▶ **What this task involves**:
Transcribe the records below exactly as they appear, omitting any pictures.

▶ **Records for processing**:
⟨

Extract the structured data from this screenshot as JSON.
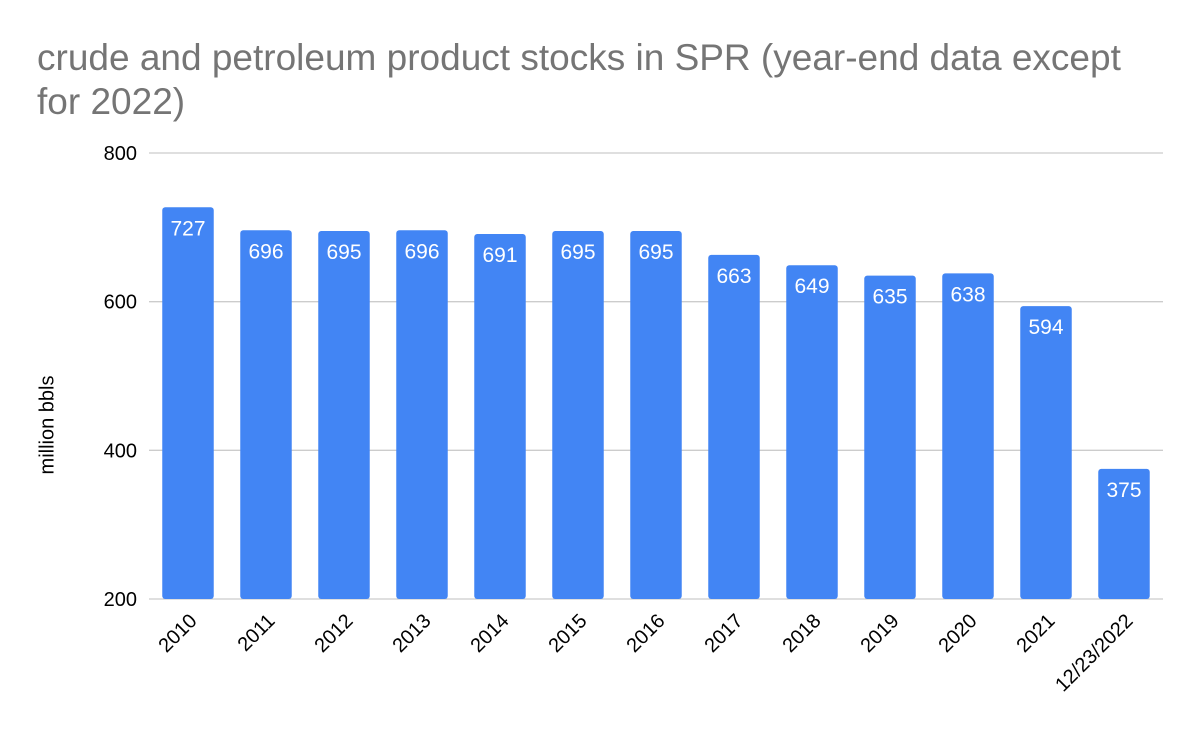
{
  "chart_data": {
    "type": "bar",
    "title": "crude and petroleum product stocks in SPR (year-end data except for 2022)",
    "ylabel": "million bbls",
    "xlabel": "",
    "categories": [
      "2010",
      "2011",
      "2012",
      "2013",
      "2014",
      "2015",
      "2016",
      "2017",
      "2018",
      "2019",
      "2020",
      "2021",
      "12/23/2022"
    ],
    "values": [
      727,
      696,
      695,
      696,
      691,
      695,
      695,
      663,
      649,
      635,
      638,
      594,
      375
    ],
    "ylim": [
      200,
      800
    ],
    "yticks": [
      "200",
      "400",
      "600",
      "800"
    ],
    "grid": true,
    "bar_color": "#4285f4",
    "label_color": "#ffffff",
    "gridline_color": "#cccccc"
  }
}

⟩

▶ **Complete answer**:
Extract the structured data from this screenshot as JSON.
{
  "chart_data": {
    "type": "bar",
    "title": "crude and petroleum product stocks in SPR (year-end data except for 2022)",
    "ylabel": "million bbls",
    "xlabel": "",
    "categories": [
      "2010",
      "2011",
      "2012",
      "2013",
      "2014",
      "2015",
      "2016",
      "2017",
      "2018",
      "2019",
      "2020",
      "2021",
      "12/23/2022"
    ],
    "values": [
      727,
      696,
      695,
      696,
      691,
      695,
      695,
      663,
      649,
      635,
      638,
      594,
      375
    ],
    "ylim": [
      200,
      800
    ],
    "yticks": [
      "200",
      "400",
      "600",
      "800"
    ],
    "grid": true,
    "bar_color": "#4285f4",
    "label_color": "#ffffff",
    "gridline_color": "#cccccc"
  }
}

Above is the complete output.